> [Что сделать 1]: Чьё имя стоит сразу после первого стихотворения в выбранном отрывке?
> [Что сделать 2]: Перепишите из выбранного отрывка всё, начиная со слов «Много счастья уготовано» и до слов «чем избранник мой?».

> [Выбранный отрывок]:
>>

Один коготок увяз - всей птичке пропасть)))
Сердце к сердцу не приковано,
Если хочешь - уходи.
Много счастья уготовано
Тем, кто волен на пути.

Я не плачу, я не жалуюсь,
Мне счастливой не бывать.
Не целуй меня, усталую,-
Смерть придется целовать.

Дни томлений острых прожиты
Вместе с белою зимой.
Отчего же, отчего же ты
Лучше, чем избранник мой?
Анна Ахматова
 
когда курсируют/пульсируют стрижи
в минутной слабости от Страшного Суда
над нами, павшими, над пропастью во лжи,
я протяну тебе ладонь – пиши сюда,

топи в чернилах острова и корабли,
бросай случайные слова, как якоря.
когда полцарства отдается за Chablis,
нам очень можно и творить, и вытворять.

уходят мысли на войну – не окликай,
когда, размешивая ад, чеканят шаг.
пророк не должен отдыхать в тыловиках
за мракобесием надписанных стишат.

да будет кровь [как панацея, как бальзам]
у толерантного бессмертия в долгу.

<<

> [Учебный материал]:
>>

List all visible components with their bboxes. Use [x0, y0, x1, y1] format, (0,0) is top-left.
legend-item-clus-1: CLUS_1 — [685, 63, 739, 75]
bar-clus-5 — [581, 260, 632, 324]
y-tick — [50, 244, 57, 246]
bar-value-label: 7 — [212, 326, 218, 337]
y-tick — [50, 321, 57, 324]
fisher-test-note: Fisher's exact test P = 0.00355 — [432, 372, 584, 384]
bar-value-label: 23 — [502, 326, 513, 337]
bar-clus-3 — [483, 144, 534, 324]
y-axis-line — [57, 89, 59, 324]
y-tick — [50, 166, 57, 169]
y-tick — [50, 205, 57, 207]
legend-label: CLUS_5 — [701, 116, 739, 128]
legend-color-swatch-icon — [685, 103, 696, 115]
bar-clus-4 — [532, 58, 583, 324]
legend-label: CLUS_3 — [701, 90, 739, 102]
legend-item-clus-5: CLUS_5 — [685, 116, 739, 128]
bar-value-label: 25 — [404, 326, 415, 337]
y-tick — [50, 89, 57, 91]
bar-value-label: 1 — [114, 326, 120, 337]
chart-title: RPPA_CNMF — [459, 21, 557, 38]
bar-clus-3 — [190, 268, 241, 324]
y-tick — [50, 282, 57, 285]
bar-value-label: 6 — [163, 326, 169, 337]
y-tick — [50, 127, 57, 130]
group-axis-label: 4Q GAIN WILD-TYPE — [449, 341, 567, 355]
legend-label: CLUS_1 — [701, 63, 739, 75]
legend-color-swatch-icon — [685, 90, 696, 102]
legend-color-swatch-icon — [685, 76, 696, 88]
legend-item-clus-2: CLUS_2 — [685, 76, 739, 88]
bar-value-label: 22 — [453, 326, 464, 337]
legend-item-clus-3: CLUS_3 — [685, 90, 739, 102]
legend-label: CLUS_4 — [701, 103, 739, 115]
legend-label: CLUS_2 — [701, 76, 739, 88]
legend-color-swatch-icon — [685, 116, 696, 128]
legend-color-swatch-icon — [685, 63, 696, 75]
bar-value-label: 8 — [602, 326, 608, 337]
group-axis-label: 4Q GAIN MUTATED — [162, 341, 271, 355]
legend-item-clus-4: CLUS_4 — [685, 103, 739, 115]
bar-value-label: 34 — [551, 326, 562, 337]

<<

> [Ответ 1]: Анна Ахматова.

> [Ответ 2]:
Много счастья уготовано
Тем, кто волен на пути.

Я не плачу, я не жалуюсь,
Мне счастливой не бывать.
Не целуй меня, усталую,-
Смерть придется целовать.

Дни томлений острых прожиты
Вместе с белою зимой.
Отчего же, отчего же ты
Лучше, чем избранник мой?